Take every line from the material that has the word "this" in it.
— Start DATA PROVIDED —
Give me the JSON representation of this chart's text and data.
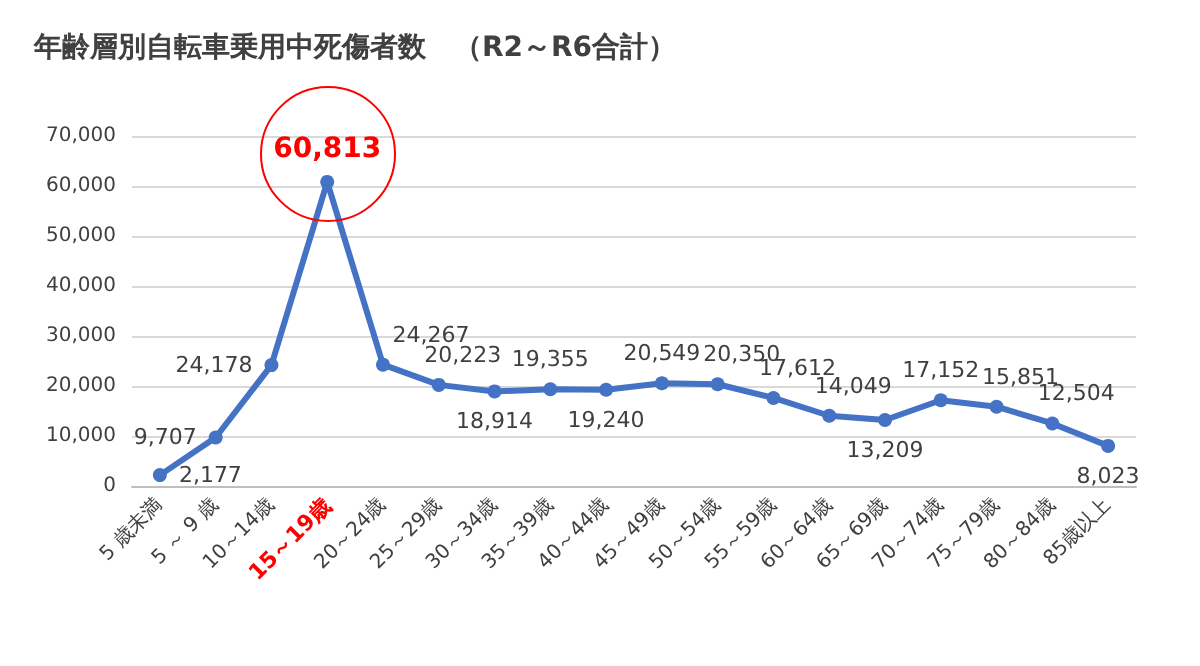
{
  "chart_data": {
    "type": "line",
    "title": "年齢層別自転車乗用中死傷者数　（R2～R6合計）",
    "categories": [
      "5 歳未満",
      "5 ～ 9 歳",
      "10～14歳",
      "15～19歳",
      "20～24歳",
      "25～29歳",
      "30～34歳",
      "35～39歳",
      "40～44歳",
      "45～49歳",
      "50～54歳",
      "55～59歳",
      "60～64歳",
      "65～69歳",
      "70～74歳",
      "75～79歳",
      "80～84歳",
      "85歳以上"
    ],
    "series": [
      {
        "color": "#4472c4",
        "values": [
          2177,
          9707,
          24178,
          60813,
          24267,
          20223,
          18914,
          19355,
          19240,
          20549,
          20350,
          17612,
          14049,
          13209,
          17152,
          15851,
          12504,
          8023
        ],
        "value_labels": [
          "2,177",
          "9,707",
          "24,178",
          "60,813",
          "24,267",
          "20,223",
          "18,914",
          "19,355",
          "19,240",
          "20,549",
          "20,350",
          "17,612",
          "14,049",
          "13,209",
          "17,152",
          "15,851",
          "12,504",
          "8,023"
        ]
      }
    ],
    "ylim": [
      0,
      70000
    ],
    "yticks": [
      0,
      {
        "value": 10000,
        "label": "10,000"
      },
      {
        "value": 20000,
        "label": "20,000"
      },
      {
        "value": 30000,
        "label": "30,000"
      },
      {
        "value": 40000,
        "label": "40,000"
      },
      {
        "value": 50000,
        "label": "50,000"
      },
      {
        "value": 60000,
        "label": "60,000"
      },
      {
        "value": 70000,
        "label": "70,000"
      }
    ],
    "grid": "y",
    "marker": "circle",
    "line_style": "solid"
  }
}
— End DATA PROVIDED —
— Start DATA PROVIDED —
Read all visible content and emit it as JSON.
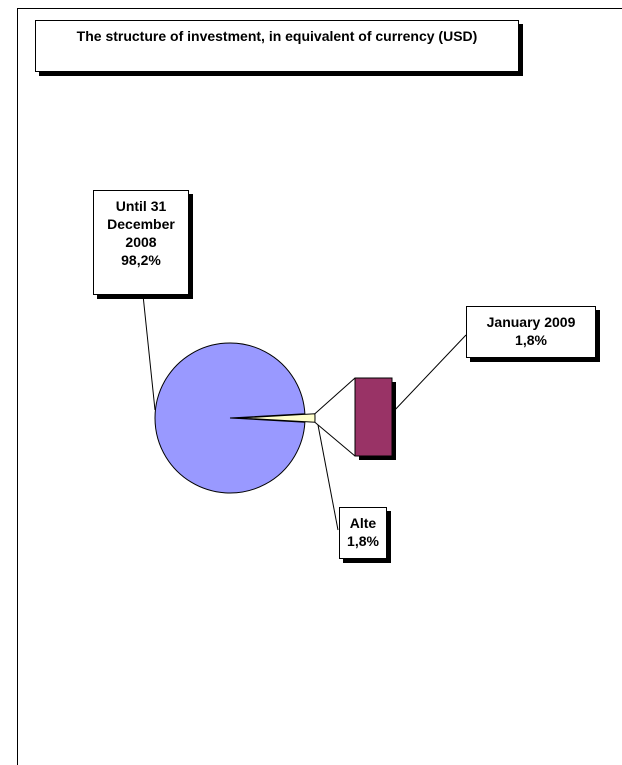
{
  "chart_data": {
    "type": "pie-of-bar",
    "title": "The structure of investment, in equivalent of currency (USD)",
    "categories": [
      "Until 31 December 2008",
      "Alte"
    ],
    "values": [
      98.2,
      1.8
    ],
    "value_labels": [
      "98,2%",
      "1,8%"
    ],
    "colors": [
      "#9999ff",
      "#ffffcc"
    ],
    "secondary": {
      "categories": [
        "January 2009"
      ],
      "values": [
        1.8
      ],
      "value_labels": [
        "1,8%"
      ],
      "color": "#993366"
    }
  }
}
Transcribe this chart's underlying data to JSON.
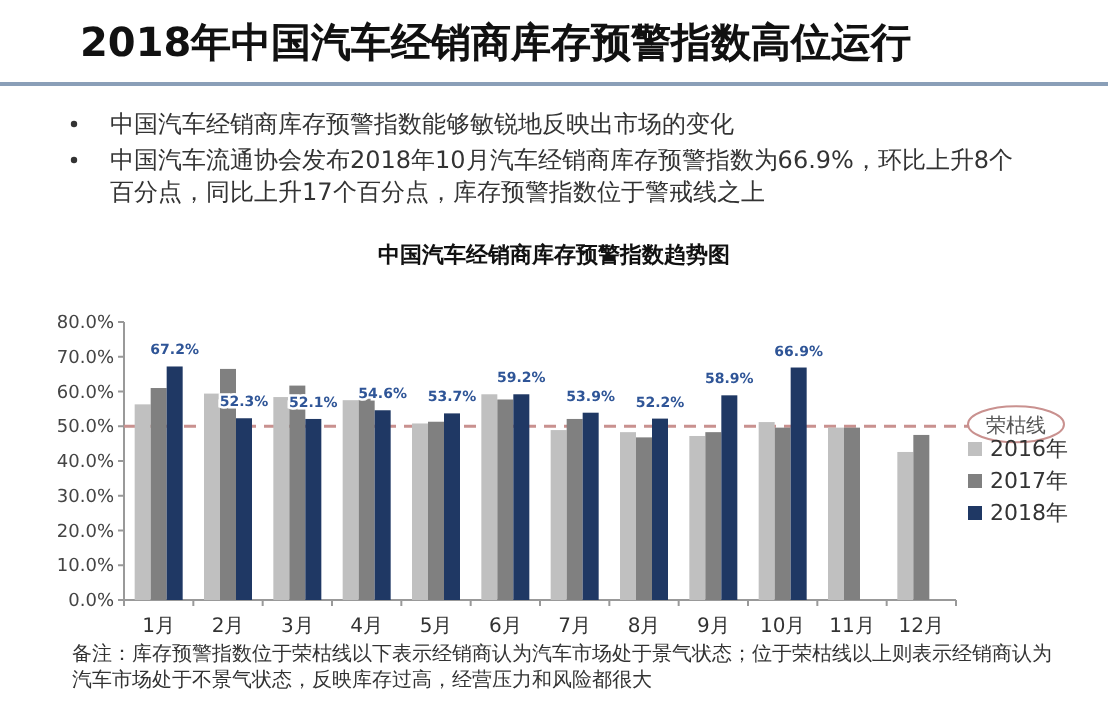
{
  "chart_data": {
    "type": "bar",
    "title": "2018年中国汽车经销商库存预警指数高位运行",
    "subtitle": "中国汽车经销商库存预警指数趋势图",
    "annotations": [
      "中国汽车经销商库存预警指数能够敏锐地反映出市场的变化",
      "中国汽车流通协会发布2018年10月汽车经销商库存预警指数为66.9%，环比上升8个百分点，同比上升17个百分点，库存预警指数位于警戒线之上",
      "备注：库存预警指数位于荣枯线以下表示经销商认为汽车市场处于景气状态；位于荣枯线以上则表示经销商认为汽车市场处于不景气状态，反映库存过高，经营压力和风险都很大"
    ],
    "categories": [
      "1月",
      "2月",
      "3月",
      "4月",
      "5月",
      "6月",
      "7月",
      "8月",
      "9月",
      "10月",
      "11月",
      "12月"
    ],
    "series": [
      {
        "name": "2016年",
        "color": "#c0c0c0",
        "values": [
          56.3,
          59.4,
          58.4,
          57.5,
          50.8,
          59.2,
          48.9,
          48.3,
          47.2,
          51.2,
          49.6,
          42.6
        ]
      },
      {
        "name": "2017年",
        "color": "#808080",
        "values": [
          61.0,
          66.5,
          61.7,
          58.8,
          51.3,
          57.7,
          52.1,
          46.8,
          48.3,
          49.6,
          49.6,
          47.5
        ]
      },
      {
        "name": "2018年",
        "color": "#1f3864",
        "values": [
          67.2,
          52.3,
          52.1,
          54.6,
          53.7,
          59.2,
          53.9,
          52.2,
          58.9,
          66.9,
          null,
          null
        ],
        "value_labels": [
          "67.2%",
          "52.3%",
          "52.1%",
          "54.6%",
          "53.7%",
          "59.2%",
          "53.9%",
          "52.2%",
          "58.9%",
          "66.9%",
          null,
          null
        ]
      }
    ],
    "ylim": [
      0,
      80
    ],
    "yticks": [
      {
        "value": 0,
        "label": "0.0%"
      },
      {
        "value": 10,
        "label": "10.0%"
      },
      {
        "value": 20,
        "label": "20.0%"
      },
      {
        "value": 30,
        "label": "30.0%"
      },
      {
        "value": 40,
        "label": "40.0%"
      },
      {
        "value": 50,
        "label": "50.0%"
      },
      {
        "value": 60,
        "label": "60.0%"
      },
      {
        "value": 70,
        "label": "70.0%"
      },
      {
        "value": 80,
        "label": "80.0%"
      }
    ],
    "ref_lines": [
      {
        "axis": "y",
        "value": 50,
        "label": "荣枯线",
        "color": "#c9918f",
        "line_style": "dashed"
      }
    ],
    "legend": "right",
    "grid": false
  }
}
— End DATA PROVIDED —
ANSWER BELOW:
Give me the JSON representation of this chart's text and data.
Transcribe this chart's underlying data to JSON.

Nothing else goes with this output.